**DIRECTIONS**
Output a character-exact copy of the data, images removed.

**AVAILABLE DATA**
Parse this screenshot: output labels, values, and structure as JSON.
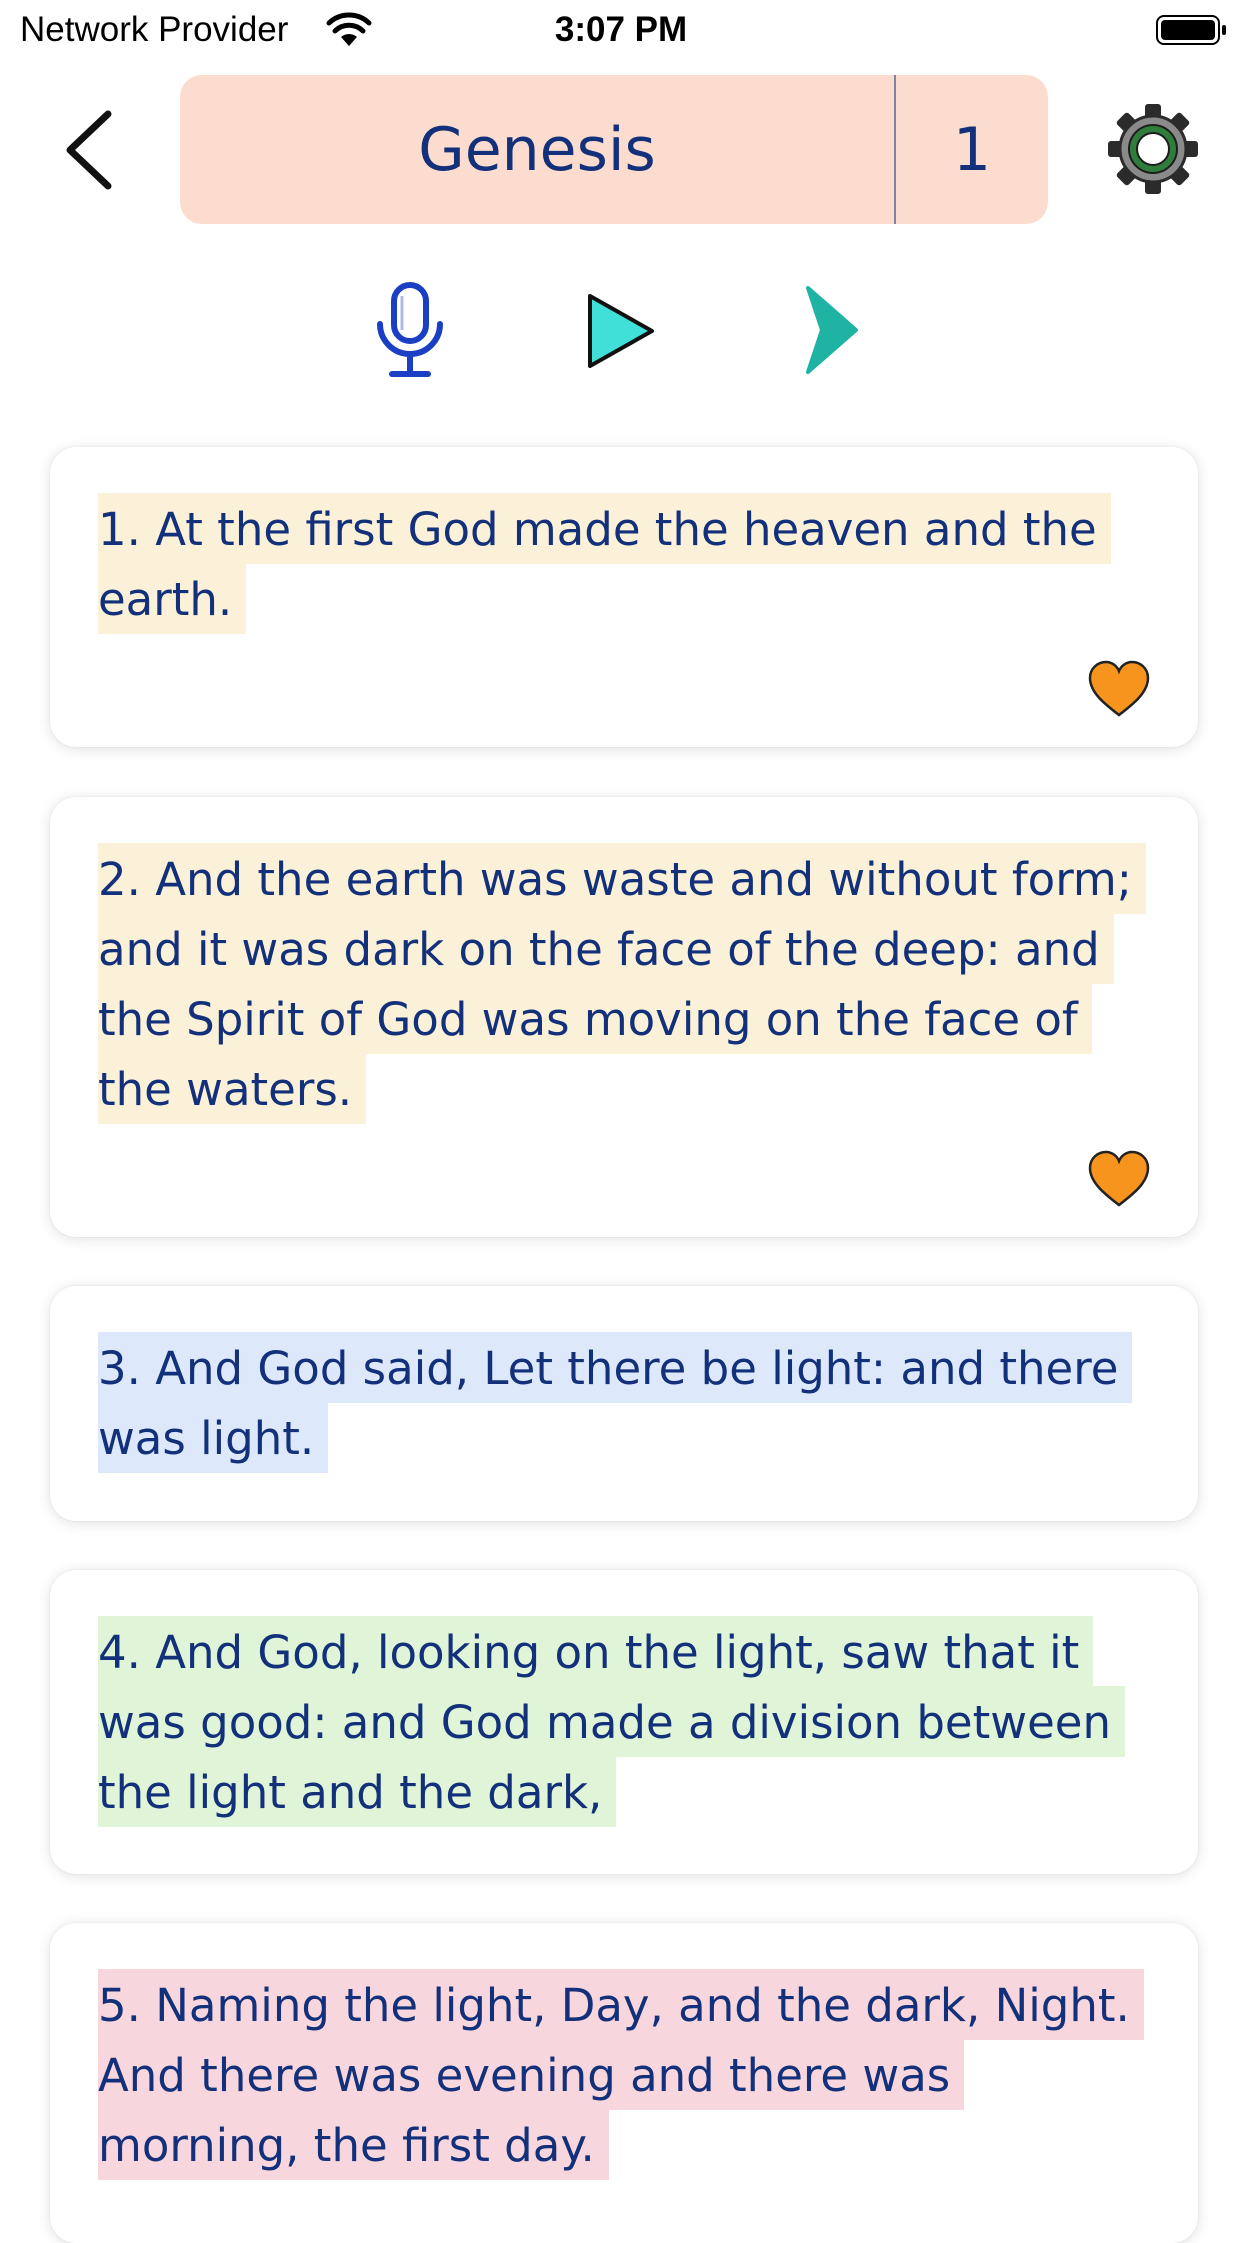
{
  "status_bar": {
    "carrier": "Network Provider",
    "time": "3:07 PM"
  },
  "header": {
    "book": "Genesis",
    "chapter": "1"
  },
  "controls": {
    "icons": [
      "back-icon",
      "gear-icon",
      "microphone-icon",
      "play-icon",
      "next-chevron-icon"
    ],
    "colors": {
      "selector_bg": "#fbdcce",
      "text": "#13307a",
      "mic": "#1a3fc4",
      "play": "#40e0d8",
      "next": "#1fb3a3",
      "favorite": "#f7941d"
    }
  },
  "verses": [
    {
      "text": "1. At the first God made the heaven and the earth.",
      "highlight": "#fbf1d8",
      "favorite": true
    },
    {
      "text": "2. And the earth was waste and without form; and it was dark on the face of the deep: and the Spirit of God was moving on the face of the waters.",
      "highlight": "#fbf1d8",
      "favorite": true
    },
    {
      "text": "3. And God said, Let there be light: and there was light.",
      "highlight": "#dde9fb",
      "favorite": false
    },
    {
      "text": "4. And God, looking on the light, saw that it was good: and God made a division between the light and the dark,",
      "highlight": "#e0f4d8",
      "favorite": false
    },
    {
      "text": "5. Naming the light, Day, and the dark, Night. And there was evening and there was morning, the first day.",
      "highlight": "#f8d6dd",
      "favorite": false
    }
  ]
}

**ANSWER FOR THE TASK**
Parse this screenshot: output labels, values, and structure as JSON.
{
  "status_bar": {
    "carrier": "Network Provider",
    "time": "3:07 PM"
  },
  "header": {
    "book": "Genesis",
    "chapter": "1"
  },
  "controls": {
    "icons": [
      "back-icon",
      "gear-icon",
      "microphone-icon",
      "play-icon",
      "next-chevron-icon"
    ],
    "colors": {
      "selector_bg": "#fbdcce",
      "text": "#13307a",
      "mic": "#1a3fc4",
      "play": "#40e0d8",
      "next": "#1fb3a3",
      "favorite": "#f7941d"
    }
  },
  "verses": [
    {
      "text": "1. At the first God made the heaven and the earth.",
      "highlight": "#fbf1d8",
      "favorite": true
    },
    {
      "text": "2. And the earth was waste and without form; and it was dark on the face of the deep: and the Spirit of God was moving on the face of the waters.",
      "highlight": "#fbf1d8",
      "favorite": true
    },
    {
      "text": "3. And God said, Let there be light: and there was light.",
      "highlight": "#dde9fb",
      "favorite": false
    },
    {
      "text": "4. And God, looking on the light, saw that it was good: and God made a division between the light and the dark,",
      "highlight": "#e0f4d8",
      "favorite": false
    },
    {
      "text": "5. Naming the light, Day, and the dark, Night. And there was evening and there was morning, the first day.",
      "highlight": "#f8d6dd",
      "favorite": false
    }
  ]
}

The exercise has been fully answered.